(Extracted data entries)
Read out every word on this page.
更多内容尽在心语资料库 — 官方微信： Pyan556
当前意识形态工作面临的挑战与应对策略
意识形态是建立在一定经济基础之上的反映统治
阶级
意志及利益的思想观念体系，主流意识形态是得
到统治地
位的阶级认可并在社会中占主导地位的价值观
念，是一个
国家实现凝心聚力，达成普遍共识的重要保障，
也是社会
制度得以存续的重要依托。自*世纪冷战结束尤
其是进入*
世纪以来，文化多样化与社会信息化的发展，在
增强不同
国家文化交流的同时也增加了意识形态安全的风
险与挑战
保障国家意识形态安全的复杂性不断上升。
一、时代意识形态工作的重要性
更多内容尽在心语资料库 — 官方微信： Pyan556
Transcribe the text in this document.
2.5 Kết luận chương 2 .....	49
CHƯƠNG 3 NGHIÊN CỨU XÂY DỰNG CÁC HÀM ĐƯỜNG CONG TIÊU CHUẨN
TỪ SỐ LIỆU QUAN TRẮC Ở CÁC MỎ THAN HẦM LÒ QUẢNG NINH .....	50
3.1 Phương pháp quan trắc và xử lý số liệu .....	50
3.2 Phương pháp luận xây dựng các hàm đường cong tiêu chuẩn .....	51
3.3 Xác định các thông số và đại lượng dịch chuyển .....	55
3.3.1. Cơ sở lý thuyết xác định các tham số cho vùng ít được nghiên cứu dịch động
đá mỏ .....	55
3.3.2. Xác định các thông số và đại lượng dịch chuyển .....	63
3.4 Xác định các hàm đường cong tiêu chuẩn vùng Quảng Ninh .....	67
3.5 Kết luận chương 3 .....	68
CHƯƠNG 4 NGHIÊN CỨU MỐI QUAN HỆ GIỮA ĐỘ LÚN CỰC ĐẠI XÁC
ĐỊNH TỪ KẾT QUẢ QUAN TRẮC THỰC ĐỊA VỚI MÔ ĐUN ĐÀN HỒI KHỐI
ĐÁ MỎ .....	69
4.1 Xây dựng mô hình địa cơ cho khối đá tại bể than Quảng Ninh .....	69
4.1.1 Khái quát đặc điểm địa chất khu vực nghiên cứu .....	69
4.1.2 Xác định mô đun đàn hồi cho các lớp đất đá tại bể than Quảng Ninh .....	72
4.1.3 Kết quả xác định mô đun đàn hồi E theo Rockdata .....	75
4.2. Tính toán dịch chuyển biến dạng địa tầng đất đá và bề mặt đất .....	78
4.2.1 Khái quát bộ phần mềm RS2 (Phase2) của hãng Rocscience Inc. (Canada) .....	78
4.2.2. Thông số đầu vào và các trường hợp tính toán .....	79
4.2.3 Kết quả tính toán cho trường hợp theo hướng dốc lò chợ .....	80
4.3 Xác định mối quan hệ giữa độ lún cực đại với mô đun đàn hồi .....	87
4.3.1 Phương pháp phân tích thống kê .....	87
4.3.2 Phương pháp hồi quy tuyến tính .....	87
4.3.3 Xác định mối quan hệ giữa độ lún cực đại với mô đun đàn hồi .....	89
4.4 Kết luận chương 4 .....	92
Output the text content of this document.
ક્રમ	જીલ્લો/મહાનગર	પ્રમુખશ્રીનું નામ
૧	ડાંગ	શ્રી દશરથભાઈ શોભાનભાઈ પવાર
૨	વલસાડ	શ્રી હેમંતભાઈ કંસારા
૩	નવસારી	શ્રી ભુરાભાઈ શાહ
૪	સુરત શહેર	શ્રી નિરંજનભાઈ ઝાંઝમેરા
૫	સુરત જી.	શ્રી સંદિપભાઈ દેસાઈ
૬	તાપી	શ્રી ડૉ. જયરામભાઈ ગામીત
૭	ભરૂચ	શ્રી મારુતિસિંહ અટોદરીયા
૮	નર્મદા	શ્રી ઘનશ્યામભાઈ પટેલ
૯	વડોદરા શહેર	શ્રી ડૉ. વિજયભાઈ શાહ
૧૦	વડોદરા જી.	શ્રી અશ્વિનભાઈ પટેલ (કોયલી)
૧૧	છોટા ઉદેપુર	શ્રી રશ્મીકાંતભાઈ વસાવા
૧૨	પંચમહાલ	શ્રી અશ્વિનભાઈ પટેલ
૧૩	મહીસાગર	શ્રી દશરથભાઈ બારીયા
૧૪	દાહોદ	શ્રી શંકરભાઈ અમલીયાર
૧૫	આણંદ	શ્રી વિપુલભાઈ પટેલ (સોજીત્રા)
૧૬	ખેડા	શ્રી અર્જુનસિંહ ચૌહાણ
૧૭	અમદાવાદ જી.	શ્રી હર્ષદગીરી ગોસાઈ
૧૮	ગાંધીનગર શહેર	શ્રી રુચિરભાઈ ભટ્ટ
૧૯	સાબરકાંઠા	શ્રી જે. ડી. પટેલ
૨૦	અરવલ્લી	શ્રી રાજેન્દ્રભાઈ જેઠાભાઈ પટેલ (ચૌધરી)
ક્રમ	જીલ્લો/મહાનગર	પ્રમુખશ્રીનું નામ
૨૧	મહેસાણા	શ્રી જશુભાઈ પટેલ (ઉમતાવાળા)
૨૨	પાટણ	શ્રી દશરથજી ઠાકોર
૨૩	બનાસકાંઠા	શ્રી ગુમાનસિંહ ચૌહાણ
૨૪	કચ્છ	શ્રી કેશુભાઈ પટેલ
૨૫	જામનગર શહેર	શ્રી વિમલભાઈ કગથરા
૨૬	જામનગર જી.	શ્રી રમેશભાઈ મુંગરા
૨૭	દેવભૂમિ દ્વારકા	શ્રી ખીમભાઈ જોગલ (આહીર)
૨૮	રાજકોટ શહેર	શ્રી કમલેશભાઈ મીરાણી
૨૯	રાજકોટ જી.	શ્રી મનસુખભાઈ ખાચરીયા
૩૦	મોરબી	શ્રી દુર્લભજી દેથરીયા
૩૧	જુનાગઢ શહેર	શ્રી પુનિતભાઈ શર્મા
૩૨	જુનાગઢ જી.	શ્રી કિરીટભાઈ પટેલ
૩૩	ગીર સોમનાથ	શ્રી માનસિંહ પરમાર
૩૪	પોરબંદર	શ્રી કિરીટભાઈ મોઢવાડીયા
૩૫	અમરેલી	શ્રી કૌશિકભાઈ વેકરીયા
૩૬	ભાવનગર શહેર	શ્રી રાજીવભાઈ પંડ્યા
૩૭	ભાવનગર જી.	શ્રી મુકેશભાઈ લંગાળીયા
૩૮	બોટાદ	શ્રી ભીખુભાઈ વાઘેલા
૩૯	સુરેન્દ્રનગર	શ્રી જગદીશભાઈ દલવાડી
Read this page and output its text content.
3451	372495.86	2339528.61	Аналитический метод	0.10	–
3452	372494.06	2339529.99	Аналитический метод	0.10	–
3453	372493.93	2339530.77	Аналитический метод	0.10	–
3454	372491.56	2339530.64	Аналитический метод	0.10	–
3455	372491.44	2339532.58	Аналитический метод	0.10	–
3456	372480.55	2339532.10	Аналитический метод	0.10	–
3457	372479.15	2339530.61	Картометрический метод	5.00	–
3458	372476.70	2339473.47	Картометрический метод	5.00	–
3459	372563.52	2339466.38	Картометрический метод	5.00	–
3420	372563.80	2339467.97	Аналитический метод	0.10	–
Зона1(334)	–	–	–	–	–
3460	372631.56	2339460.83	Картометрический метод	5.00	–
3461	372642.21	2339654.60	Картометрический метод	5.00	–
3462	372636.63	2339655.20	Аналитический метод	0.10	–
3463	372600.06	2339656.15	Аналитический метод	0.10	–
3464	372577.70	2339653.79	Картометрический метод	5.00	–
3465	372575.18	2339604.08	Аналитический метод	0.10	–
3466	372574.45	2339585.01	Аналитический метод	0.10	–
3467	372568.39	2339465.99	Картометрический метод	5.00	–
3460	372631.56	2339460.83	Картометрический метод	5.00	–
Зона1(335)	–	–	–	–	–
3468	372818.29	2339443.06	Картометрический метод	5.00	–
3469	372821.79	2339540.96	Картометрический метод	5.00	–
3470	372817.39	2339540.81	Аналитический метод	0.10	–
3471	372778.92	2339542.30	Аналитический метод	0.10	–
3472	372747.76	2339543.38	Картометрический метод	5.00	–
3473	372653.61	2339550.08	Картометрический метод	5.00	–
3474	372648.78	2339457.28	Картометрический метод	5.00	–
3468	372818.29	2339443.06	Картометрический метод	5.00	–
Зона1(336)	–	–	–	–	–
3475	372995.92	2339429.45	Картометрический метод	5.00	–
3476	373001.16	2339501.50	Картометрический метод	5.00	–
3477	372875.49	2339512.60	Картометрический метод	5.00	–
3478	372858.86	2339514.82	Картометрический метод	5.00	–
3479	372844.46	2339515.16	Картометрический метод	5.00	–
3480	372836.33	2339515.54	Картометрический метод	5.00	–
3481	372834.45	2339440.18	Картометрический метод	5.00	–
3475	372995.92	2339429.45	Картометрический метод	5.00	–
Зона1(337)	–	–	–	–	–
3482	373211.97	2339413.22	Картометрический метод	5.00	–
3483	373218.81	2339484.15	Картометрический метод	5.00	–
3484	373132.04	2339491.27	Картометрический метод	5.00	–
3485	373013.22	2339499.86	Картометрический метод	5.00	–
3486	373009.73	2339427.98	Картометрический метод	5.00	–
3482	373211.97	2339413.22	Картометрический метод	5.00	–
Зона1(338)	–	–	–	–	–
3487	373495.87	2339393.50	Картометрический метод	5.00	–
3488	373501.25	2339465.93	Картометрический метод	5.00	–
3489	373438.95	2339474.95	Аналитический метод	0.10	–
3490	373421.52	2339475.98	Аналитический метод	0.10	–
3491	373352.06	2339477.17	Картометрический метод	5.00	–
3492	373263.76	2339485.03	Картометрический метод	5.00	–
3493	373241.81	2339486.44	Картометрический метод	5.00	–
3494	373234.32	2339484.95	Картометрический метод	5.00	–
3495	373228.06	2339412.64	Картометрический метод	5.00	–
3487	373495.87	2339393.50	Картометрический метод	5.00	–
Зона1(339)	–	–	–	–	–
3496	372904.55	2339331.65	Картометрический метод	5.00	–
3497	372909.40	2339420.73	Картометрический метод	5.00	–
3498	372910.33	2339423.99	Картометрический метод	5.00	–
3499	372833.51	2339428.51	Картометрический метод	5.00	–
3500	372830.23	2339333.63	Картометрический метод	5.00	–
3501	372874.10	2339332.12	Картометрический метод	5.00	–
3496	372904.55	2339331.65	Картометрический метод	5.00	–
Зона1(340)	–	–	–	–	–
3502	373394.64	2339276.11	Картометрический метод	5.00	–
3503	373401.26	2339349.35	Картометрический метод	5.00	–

**Task instructions**: Which lines hold the word "page"? Copy every one of them.

**Task output**:
Read out every word on this page.
Read this page and output its text content.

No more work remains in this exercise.